__EXERCISE INSTRUCTIONS__
Here are some records; copy every line that holds the word "theo".

Dataset items:
>> START

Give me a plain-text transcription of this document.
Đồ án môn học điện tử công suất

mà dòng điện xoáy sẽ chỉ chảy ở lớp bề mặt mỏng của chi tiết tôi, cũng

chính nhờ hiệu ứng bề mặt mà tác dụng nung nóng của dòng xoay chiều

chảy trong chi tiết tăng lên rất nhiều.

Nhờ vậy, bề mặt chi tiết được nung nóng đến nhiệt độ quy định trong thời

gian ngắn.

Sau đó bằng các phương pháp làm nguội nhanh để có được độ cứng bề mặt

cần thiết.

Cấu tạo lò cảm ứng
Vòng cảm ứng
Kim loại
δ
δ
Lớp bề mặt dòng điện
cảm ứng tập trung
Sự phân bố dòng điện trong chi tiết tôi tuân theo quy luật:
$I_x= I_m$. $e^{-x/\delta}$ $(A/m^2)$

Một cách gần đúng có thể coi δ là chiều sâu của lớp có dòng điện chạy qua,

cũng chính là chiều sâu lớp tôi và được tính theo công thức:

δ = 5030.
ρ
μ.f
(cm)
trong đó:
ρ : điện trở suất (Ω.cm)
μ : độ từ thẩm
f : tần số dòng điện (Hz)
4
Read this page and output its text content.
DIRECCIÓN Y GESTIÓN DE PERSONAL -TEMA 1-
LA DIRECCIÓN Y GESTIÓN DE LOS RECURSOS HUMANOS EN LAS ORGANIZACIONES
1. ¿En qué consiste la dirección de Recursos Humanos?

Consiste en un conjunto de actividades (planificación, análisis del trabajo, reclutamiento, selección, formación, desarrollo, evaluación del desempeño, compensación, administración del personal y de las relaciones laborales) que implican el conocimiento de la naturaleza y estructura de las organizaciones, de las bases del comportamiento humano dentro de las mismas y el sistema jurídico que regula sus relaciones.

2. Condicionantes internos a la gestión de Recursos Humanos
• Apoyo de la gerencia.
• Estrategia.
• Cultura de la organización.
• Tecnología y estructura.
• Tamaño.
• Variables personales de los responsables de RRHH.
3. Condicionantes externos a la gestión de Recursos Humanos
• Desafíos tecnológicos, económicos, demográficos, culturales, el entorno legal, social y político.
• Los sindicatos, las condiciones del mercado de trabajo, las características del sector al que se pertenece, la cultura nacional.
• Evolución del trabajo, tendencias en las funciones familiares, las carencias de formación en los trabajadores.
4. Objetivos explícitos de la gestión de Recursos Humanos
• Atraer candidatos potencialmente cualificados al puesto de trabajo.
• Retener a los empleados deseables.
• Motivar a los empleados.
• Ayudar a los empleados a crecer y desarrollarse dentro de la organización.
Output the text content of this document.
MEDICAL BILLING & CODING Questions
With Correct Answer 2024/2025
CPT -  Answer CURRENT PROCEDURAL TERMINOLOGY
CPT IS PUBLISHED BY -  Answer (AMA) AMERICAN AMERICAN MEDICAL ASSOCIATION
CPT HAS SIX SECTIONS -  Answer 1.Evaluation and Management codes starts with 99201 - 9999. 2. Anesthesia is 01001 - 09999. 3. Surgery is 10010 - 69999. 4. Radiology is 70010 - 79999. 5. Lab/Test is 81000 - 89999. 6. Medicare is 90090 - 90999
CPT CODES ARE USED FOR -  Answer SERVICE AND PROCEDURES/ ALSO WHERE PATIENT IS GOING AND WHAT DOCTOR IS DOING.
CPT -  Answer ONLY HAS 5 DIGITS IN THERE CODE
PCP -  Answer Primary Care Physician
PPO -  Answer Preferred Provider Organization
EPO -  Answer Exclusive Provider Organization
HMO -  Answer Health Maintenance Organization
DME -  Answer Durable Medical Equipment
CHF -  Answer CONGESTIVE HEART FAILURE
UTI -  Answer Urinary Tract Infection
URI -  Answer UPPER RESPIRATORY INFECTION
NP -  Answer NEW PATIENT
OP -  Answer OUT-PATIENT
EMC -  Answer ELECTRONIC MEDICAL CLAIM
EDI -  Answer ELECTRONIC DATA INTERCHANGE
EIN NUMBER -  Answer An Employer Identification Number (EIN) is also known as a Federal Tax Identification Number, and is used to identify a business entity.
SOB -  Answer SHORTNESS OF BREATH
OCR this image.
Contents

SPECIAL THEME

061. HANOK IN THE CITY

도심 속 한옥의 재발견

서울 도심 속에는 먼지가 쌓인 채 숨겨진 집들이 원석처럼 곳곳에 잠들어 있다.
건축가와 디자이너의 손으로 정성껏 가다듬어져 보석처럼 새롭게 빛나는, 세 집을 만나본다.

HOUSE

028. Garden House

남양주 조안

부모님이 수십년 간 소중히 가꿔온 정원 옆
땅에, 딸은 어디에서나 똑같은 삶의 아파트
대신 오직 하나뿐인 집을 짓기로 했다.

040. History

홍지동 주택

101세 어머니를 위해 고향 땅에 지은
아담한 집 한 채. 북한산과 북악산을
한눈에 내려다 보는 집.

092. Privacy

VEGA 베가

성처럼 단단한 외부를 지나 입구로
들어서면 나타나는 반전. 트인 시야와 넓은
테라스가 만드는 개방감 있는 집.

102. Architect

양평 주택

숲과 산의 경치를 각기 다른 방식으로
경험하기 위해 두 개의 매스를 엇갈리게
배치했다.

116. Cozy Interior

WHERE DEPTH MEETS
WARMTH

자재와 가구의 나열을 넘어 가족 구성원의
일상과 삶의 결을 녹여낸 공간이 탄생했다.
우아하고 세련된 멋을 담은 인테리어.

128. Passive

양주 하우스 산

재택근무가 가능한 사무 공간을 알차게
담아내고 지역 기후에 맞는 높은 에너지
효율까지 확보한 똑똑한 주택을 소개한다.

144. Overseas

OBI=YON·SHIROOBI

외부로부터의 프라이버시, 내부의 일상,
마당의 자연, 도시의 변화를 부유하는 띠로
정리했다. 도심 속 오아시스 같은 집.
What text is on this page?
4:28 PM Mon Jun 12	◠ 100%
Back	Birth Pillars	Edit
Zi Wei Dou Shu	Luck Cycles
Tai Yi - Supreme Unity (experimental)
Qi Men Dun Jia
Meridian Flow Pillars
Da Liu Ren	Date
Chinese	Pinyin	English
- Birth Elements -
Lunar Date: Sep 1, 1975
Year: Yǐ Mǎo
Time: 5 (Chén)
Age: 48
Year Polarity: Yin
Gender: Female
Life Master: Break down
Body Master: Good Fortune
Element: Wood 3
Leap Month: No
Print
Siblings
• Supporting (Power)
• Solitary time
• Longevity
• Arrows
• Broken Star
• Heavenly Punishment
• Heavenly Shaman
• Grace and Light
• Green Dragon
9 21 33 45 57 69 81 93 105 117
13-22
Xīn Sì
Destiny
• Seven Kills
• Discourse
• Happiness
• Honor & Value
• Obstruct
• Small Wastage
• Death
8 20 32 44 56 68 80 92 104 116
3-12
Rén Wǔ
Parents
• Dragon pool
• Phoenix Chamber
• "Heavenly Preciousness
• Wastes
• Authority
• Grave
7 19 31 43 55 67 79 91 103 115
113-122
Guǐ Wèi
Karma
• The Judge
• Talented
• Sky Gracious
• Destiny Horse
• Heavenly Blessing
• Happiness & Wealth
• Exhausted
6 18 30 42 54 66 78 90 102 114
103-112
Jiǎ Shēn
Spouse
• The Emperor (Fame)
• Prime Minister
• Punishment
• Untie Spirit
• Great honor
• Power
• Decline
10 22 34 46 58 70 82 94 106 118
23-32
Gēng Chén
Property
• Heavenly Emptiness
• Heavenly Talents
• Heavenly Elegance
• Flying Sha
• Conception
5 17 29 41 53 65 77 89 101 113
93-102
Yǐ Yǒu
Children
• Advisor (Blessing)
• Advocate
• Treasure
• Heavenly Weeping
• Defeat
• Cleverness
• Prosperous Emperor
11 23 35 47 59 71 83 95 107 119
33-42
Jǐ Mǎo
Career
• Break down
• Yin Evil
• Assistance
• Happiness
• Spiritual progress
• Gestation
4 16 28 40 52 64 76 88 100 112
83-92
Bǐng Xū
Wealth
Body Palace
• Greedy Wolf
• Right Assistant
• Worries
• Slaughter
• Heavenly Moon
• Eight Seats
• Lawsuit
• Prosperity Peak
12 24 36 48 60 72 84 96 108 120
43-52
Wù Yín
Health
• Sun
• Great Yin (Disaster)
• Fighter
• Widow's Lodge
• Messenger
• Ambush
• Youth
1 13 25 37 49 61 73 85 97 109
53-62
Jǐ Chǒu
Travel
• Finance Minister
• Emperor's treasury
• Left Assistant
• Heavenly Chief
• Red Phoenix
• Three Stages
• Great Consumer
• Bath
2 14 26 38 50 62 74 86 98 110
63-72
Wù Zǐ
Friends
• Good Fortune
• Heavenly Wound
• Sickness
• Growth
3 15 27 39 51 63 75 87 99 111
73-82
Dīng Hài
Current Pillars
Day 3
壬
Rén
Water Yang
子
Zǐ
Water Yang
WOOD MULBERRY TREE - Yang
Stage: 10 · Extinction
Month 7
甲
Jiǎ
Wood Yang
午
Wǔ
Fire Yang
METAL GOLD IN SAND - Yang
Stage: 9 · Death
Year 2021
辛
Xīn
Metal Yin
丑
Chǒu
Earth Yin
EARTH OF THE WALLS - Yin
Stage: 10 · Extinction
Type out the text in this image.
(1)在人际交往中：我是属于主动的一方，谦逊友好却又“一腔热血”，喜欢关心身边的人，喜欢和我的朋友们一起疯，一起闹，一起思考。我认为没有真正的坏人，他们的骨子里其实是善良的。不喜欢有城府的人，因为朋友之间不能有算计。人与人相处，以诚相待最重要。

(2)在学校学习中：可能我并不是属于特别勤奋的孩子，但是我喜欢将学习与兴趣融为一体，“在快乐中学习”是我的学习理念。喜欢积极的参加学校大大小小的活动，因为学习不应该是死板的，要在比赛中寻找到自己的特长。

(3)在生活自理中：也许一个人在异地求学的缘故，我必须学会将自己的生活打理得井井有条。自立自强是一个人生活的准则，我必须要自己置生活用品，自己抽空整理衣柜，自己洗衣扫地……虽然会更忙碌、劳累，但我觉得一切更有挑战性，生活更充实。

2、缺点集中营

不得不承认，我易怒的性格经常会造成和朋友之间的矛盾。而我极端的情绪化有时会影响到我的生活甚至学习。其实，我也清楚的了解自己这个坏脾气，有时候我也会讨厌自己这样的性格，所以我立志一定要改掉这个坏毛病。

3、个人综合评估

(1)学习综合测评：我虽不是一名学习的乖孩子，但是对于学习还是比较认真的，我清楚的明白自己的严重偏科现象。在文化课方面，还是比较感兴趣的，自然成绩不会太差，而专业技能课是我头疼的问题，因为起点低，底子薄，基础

>> END

__COMPLETE ANSWER__
Sự phân bố dòng điện trong chi tiết tôi tuân theo quy luật:
cũng chính là chiều sâu lớp tôi và được tính theo công thức:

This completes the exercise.